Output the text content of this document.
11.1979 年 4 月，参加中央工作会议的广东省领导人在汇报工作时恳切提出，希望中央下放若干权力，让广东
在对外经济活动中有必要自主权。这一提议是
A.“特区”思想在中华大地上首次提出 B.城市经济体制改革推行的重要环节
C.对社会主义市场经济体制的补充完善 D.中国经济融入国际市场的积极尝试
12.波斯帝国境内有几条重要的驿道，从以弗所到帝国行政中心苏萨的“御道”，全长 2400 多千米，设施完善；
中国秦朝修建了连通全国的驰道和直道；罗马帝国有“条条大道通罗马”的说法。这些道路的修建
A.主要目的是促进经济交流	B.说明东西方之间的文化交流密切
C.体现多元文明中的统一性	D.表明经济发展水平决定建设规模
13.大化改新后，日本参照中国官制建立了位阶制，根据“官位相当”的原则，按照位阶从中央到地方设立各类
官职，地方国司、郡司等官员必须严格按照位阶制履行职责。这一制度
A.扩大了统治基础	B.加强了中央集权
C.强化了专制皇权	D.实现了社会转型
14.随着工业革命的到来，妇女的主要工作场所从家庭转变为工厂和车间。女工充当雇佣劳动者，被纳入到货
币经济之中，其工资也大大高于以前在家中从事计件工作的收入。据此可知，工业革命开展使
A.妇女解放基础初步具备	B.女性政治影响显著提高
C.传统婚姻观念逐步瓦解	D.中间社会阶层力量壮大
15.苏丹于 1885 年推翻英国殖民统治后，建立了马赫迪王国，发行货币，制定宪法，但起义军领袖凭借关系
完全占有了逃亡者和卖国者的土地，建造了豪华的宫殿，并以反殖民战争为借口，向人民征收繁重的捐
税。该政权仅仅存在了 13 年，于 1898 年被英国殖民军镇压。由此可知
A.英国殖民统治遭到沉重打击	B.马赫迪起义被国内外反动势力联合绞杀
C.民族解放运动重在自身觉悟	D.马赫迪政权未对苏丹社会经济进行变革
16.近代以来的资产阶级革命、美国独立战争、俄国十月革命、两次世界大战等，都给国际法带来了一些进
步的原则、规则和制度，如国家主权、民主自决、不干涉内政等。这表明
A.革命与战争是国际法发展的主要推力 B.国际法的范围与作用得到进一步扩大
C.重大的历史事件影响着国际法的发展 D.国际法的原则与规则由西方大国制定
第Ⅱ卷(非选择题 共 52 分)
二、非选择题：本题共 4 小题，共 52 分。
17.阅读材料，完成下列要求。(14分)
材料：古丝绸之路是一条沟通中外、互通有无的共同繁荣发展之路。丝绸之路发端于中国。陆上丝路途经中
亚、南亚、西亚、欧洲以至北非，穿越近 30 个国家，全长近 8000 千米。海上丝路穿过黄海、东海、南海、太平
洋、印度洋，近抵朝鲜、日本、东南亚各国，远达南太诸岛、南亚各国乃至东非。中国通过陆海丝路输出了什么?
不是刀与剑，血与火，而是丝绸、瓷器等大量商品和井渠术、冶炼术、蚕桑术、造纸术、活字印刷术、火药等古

GIVEN EXERCISE: Every entry must be retyped in full, exactly as given.

RESPONSE FOR THIS EXERCISE:
Output the text content of this document.
11.1979 年 4 月，参加中央工作会议的广东省领导人在汇报工作时恳切提出，希望中央下放若干权力，让广东
在对外经济活动中有必要自主权。这一提议是
A.“特区”思想在中华大地上首次提出 B.城市经济体制改革推行的重要环节
C.对社会主义市场经济体制的补充完善 D.中国经济融入国际市场的积极尝试
12.波斯帝国境内有几条重要的驿道，从以弗所到帝国行政中心苏萨的“御道”，全长 2400 多千米，设施完善；
中国秦朝修建了连通全国的驰道和直道；罗马帝国有“条条大道通罗马”的说法。这些道路的修建
A.主要目的是促进经济交流	B.说明东西方之间的文化交流密切
C.体现多元文明中的统一性	D.表明经济发展水平决定建设规模
13.大化改新后，日本参照中国官制建立了位阶制，根据“官位相当”的原则，按照位阶从中央到地方设立各类
官职，地方国司、郡司等官员必须严格按照位阶制履行职责。这一制度
A.扩大了统治基础	B.加强了中央集权
C.强化了专制皇权	D.实现了社会转型
14.随着工业革命的到来，妇女的主要工作场所从家庭转变为工厂和车间。女工充当雇佣劳动者，被纳入到货
币经济之中，其工资也大大高于以前在家中从事计件工作的收入。据此可知，工业革命开展使
A.妇女解放基础初步具备	B.女性政治影响显著提高
C.传统婚姻观念逐步瓦解	D.中间社会阶层力量壮大
15.苏丹于 1885 年推翻英国殖民统治后，建立了马赫迪王国，发行货币，制定宪法，但起义军领袖凭借关系
完全占有了逃亡者和卖国者的土地，建造了豪华的宫殿，并以反殖民战争为借口，向人民征收繁重的捐
税。该政权仅仅存在了 13 年，于 1898 年被英国殖民军镇压。由此可知
A.英国殖民统治遭到沉重打击	B.马赫迪起义被国内外反动势力联合绞杀
C.民族解放运动重在自身觉悟	D.马赫迪政权未对苏丹社会经济进行变革
16.近代以来的资产阶级革命、美国独立战争、俄国十月革命、两次世界大战等，都给国际法带来了一些进
步的原则、规则和制度，如国家主权、民主自决、不干涉内政等。这表明
A.革命与战争是国际法发展的主要推力 B.国际法的范围与作用得到进一步扩大
C.重大的历史事件影响着国际法的发展 D.国际法的原则与规则由西方大国制定
第Ⅱ卷(非选择题 共 52 分)
二、非选择题：本题共 4 小题，共 52 分。
17.阅读材料，完成下列要求。(14分)
材料：古丝绸之路是一条沟通中外、互通有无的共同繁荣发展之路。丝绸之路发端于中国。陆上丝路途经中
亚、南亚、西亚、欧洲以至北非，穿越近 30 个国家，全长近 8000 千米。海上丝路穿过黄海、东海、南海、太平
洋、印度洋，近抵朝鲜、日本、东南亚各国，远达南太诸岛、南亚各国乃至东非。中国通过陆海丝路输出了什么?
不是刀与剑，血与火，而是丝绸、瓷器等大量商品和井渠术、冶炼术、蚕桑术、造纸术、活字印刷术、火药等古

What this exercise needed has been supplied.